■ **Quoted passage**:
--------------------

Antonietta "Toni" Boucher  is a United States politician in Connecticut. She was a Republican member of the Connecticut State Senate representing the 26th District and previously served in the Connecticut House of Representatives representing the 143rd District.

Biography 
Boucher was born in Italy and when she was five, she and her family immigrated to Naugatuck, Connecticut. She is a Roman Catholic.

Political career 
Toni Boucher served as a member of the Connecticut State Board of Education, where she was chair of the state’s policy and long-range planning committees.

Toni Boucher served on the Wilton Board of Selectmen and the town of Wilton’s Council on Public Facilities and Insurance Committees.  She was also active in the Connecticut Conference of Municipalities. In the past, she has served as an advisory board member of the New Canaan Nature Center and as a member of the Our Lady of Fatima Fundraising Steering Committee, Greystone Estates Association Board of Directors, Advisory Board of New Canaan Cares, Wilton League of Women Voters, Wilton Historical Society, board of directors of the Wilton Chapter of the AFS, and Friends of the Wilton Library.

--------------------

■ **Task instructions**:
1. Decide whether each statement below agrees with the Toni Boucher biography. Answer yes or no for each, and quote the deciding words from the text. (a) Boucher moved with her family to Naugatuck, Connecticut, when she was five. (b) Boucher represented the 143rd District in the Connecticut State Senate. (c) Boucher sat in the Connecticut State Senate as a Democrat.
2. Resume the Toni Boucher biography after its final sentence, which lists her past civic memberships.

■ **Information supplied**:
--------------------

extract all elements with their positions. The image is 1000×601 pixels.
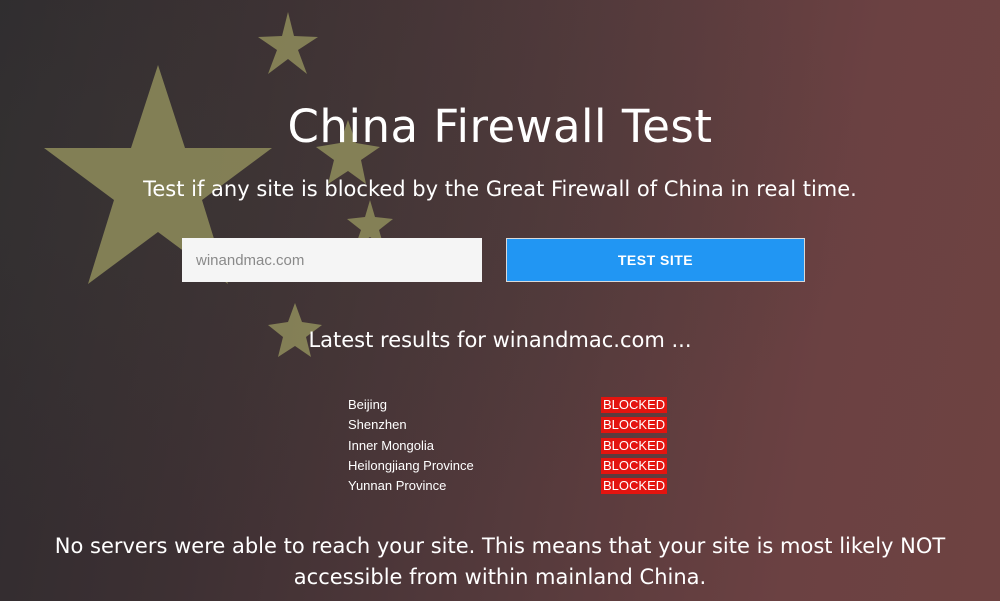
status-badge: BLOCKED bbox=[601, 457, 668, 474]
page-title: China Firewall Test bbox=[287, 100, 713, 153]
location-label: Shenzhen bbox=[348, 417, 407, 433]
location-label: Heilongjiang Province bbox=[348, 457, 474, 473]
table-row: Shenzhen BLOCKED bbox=[348, 416, 678, 436]
status-badge: BLOCKED bbox=[601, 437, 668, 454]
page-subtitle: Test if any site is blocked by the Great… bbox=[143, 177, 857, 201]
results-heading: Latest results for winandmac.com ... bbox=[308, 328, 692, 352]
flag-background bbox=[44, 12, 393, 357]
results-table: Beijing BLOCKED Shenzhen BLOCKED Inner M… bbox=[348, 396, 678, 497]
location-label: Inner Mongolia bbox=[348, 437, 434, 453]
status-badge: BLOCKED bbox=[601, 417, 668, 434]
results-conclusion: No servers were able to reach your site.… bbox=[54, 534, 946, 589]
star-icon bbox=[258, 12, 318, 74]
location-label: Beijing bbox=[348, 397, 388, 412]
status-badge: BLOCKED bbox=[601, 397, 668, 413]
table-row: Yunnan Province BLOCKED bbox=[348, 477, 678, 497]
location-label: Yunnan Province bbox=[348, 478, 447, 494]
test-site-button[interactable]: TEST SITE bbox=[506, 238, 805, 282]
status-badge: BLOCKED bbox=[601, 478, 668, 495]
url-input[interactable] bbox=[182, 238, 482, 282]
table-row: Heilongjiang Province BLOCKED bbox=[348, 457, 678, 477]
table-row: Inner Mongolia BLOCKED bbox=[348, 437, 678, 457]
background-overlay bbox=[0, 0, 1000, 601]
table-row: Beijing BLOCKED bbox=[348, 396, 678, 416]
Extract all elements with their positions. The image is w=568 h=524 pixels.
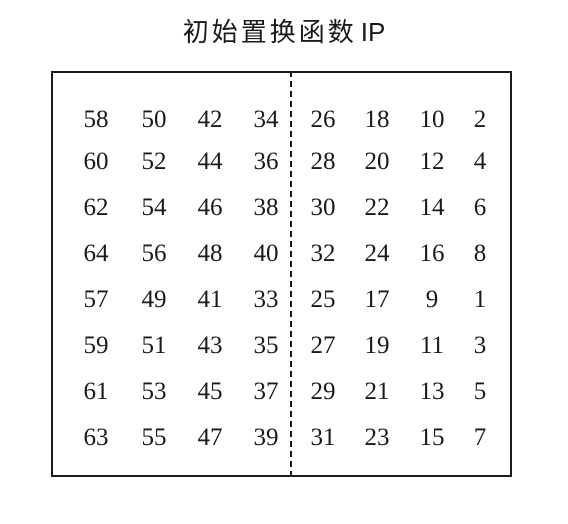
table-cell: 39 bbox=[253, 424, 279, 451]
table-cell: 20 bbox=[364, 148, 390, 175]
table-row: 59 51 43 35 27 19 11 3 bbox=[0, 328, 568, 364]
table-cell: 34 bbox=[253, 106, 279, 133]
table-cell: 17 bbox=[364, 286, 390, 313]
table-row: 62 54 46 38 30 22 14 6 bbox=[0, 190, 568, 226]
table-cell: 10 bbox=[419, 106, 445, 133]
table-cell: 19 bbox=[364, 332, 390, 359]
table-cell: 14 bbox=[419, 194, 445, 221]
table-cell: 54 bbox=[141, 194, 167, 221]
table-cell: 48 bbox=[197, 240, 223, 267]
table-cell: 56 bbox=[141, 240, 167, 267]
table-cell: 32 bbox=[310, 240, 336, 267]
table-row: 58 50 42 34 26 18 10 2 bbox=[0, 102, 568, 138]
table-cell: 16 bbox=[419, 240, 445, 267]
table-cell: 45 bbox=[197, 378, 223, 405]
table-row: 63 55 47 39 31 23 15 7 bbox=[0, 420, 568, 456]
table-cell: 52 bbox=[141, 148, 167, 175]
table-cell: 31 bbox=[310, 424, 336, 451]
table-cell: 44 bbox=[197, 148, 223, 175]
table-cell: 49 bbox=[141, 286, 167, 313]
table-cell: 4 bbox=[473, 148, 487, 175]
table-cell: 5 bbox=[473, 378, 487, 405]
table-cell: 57 bbox=[83, 286, 109, 313]
table-cell: 33 bbox=[253, 286, 279, 313]
permutation-table: 58 50 42 34 26 18 10 2 60 52 44 36 28 20 12 4 62 54 46 38 30… bbox=[0, 0, 568, 524]
table-cell: 29 bbox=[310, 378, 336, 405]
table-cell: 59 bbox=[83, 332, 109, 359]
table-cell: 21 bbox=[364, 378, 390, 405]
table-cell: 38 bbox=[253, 194, 279, 221]
table-cell: 41 bbox=[197, 286, 223, 313]
table-cell: 28 bbox=[310, 148, 336, 175]
table-cell: 9 bbox=[425, 286, 439, 313]
table-cell: 6 bbox=[473, 194, 487, 221]
table-cell: 40 bbox=[253, 240, 279, 267]
table-cell: 61 bbox=[83, 378, 109, 405]
table-cell: 62 bbox=[83, 194, 109, 221]
table-row: 64 56 48 40 32 24 16 8 bbox=[0, 236, 568, 272]
table-cell: 30 bbox=[310, 194, 336, 221]
table-cell: 58 bbox=[83, 106, 109, 133]
table-cell: 15 bbox=[419, 424, 445, 451]
table-cell: 43 bbox=[197, 332, 223, 359]
table-cell: 47 bbox=[197, 424, 223, 451]
table-cell: 51 bbox=[141, 332, 167, 359]
table-cell: 13 bbox=[419, 378, 445, 405]
table-cell: 60 bbox=[83, 148, 109, 175]
table-cell: 63 bbox=[83, 424, 109, 451]
table-cell: 1 bbox=[473, 286, 487, 313]
table-cell: 24 bbox=[364, 240, 390, 267]
table-row: 57 49 41 33 25 17 9 1 bbox=[0, 282, 568, 318]
table-cell: 27 bbox=[310, 332, 336, 359]
table-cell: 55 bbox=[141, 424, 167, 451]
table-cell: 35 bbox=[253, 332, 279, 359]
table-cell: 23 bbox=[364, 424, 390, 451]
table-cell: 8 bbox=[473, 240, 487, 267]
table-cell: 36 bbox=[253, 148, 279, 175]
table-cell: 7 bbox=[473, 424, 487, 451]
table-cell: 25 bbox=[310, 286, 336, 313]
table-cell: 22 bbox=[364, 194, 390, 221]
table-row: 60 52 44 36 28 20 12 4 bbox=[0, 144, 568, 180]
table-cell: 42 bbox=[197, 106, 223, 133]
table-cell: 2 bbox=[473, 106, 487, 133]
table-cell: 37 bbox=[253, 378, 279, 405]
table-cell: 53 bbox=[141, 378, 167, 405]
table-cell: 12 bbox=[419, 148, 445, 175]
table-cell: 26 bbox=[310, 106, 336, 133]
table-row: 61 53 45 37 29 21 13 5 bbox=[0, 374, 568, 410]
table-cell: 64 bbox=[83, 240, 109, 267]
table-cell: 3 bbox=[473, 332, 487, 359]
table-cell: 46 bbox=[197, 194, 223, 221]
table-cell: 11 bbox=[419, 332, 445, 359]
table-cell: 18 bbox=[364, 106, 390, 133]
table-cell: 50 bbox=[141, 106, 167, 133]
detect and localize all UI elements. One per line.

--------------------

■ **Responses to the tasks**:
1.
(a) Yes: "when she was five, she and her family immigrated to Naugatuck, Connecticut."
(b) No: "a Republican member of the Connecticut State Senate representing the 26th District and previously served in the Connecticut House of Representatives representing the 143rd District."
(c) No: "She was a Republican member of the Connecticut State Senate."

2.
From 1986 to 1994, she also served on the Wilton Board of Education, during which time she served as both the board’s chair and secretary. She also served on the board of directors of the Wilton Education Foundation and five school/community based planning teams; the Quality and Integrated Education Local Planning Committee and the Foreign Language Task Force (1978–92). She was active in the Connecticut Association of Boards of Education and the National Association of State Boards of Education; Wilton YMCA Expansion Fund; Board of the Wilton Youth Council's Project 94, 96 and 2000; Technology Task Force (1993–present); Gifted Task Force (1988–90); and the Wilton Parent-Teacher Associations.  Early in her career, she worked as a translator and secondary education language teacher.

From 1996 to 2008, Boucher served six terms in the Connecticut House of Representatives. She was first elected to the Connecticut House of Representatives in November 1996 from the 143rd District, which included the eastern portion of Norwalk and most of Wilton. The district also previously included New Canaan.

In the 2002 election, Boucher lost approximately 200 uncounted votes when a mechanical voting machine broke down.

In 2003, Boucher supported mass transit improvements. Boucher has continued to work on transportation-related issues, supporting the need to replenish the Highway Trust Fund.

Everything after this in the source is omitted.